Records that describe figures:
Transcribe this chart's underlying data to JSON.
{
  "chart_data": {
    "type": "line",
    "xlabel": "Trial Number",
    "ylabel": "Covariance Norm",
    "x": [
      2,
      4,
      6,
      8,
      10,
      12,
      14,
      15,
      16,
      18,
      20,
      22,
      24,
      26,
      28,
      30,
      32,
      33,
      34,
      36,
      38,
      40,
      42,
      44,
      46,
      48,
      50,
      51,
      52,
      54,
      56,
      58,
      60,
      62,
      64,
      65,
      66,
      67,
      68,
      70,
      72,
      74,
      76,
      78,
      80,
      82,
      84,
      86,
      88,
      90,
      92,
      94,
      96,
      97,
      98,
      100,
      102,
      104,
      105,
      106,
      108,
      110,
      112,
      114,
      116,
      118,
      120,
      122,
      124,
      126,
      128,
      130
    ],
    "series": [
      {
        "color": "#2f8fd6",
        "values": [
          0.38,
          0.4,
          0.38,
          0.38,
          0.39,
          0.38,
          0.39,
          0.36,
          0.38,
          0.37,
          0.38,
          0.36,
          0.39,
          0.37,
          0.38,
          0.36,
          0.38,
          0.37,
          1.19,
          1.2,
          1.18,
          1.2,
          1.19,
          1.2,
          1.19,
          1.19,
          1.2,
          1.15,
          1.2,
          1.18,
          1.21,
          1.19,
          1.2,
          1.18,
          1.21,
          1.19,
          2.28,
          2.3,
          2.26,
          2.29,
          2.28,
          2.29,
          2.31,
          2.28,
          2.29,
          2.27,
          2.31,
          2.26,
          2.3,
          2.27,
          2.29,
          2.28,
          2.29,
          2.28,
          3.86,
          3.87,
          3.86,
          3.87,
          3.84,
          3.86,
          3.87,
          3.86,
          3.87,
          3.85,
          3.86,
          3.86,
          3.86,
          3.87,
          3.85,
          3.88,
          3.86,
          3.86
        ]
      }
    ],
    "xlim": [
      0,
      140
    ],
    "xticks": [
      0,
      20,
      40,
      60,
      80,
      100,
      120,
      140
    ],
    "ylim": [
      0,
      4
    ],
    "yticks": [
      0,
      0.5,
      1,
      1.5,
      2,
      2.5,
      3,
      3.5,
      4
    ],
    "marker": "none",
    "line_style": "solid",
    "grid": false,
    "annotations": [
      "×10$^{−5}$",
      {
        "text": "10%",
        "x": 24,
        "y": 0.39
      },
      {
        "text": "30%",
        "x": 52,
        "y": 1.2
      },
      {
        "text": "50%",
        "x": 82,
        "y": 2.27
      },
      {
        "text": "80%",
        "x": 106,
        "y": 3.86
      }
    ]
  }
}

DESCRIPTION OF THE TASK —
Write the data out again in full and exactly.

SOLUTION —
Transcribe this chart's underlying data to JSON.
{
  "chart_data": {
    "type": "line",
    "xlabel": "Trial Number",
    "ylabel": "Covariance Norm",
    "x": [
      2,
      4,
      6,
      8,
      10,
      12,
      14,
      15,
      16,
      18,
      20,
      22,
      24,
      26,
      28,
      30,
      32,
      33,
      34,
      36,
      38,
      40,
      42,
      44,
      46,
      48,
      50,
      51,
      52,
      54,
      56,
      58,
      60,
      62,
      64,
      65,
      66,
      67,
      68,
      70,
      72,
      74,
      76,
      78,
      80,
      82,
      84,
      86,
      88,
      90,
      92,
      94,
      96,
      97,
      98,
      100,
      102,
      104,
      105,
      106,
      108,
      110,
      112,
      114,
      116,
      118,
      120,
      122,
      124,
      126,
      128,
      130
    ],
    "series": [
      {
        "color": "#2f8fd6",
        "values": [
          0.38,
          0.4,
          0.38,
          0.38,
          0.39,
          0.38,
          0.39,
          0.36,
          0.38,
          0.37,
          0.38,
          0.36,
          0.39,
          0.37,
          0.38,
          0.36,
          0.38,
          0.37,
          1.19,
          1.2,
          1.18,
          1.2,
          1.19,
          1.2,
          1.19,
          1.19,
          1.2,
          1.15,
          1.2,
          1.18,
          1.21,
          1.19,
          1.2,
          1.18,
          1.21,
          1.19,
          2.28,
          2.3,
          2.26,
          2.29,
          2.28,
          2.29,
          2.31,
          2.28,
          2.29,
          2.27,
          2.31,
          2.26,
          2.3,
          2.27,
          2.29,
          2.28,
          2.29,
          2.28,
          3.86,
          3.87,
          3.86,
          3.87,
          3.84,
          3.86,
          3.87,
          3.86,
          3.87,
          3.85,
          3.86,
          3.86,
          3.86,
          3.87,
          3.85,
          3.88,
          3.86,
          3.86
        ]
      }
    ],
    "xlim": [
      0,
      140
    ],
    "xticks": [
      0,
      20,
      40,
      60,
      80,
      100,
      120,
      140
    ],
    "ylim": [
      0,
      4
    ],
    "yticks": [
      0,
      0.5,
      1,
      1.5,
      2,
      2.5,
      3,
      3.5,
      4
    ],
    "marker": "none",
    "line_style": "solid",
    "grid": false,
    "annotations": [
      "×10$^{−5}$",
      {
        "text": "10%",
        "x": 24,
        "y": 0.39
      },
      {
        "text": "30%",
        "x": 52,
        "y": 1.2
      },
      {
        "text": "50%",
        "x": 82,
        "y": 2.27
      },
      {
        "text": "80%",
        "x": 106,
        "y": 3.86
      }
    ]
  }
}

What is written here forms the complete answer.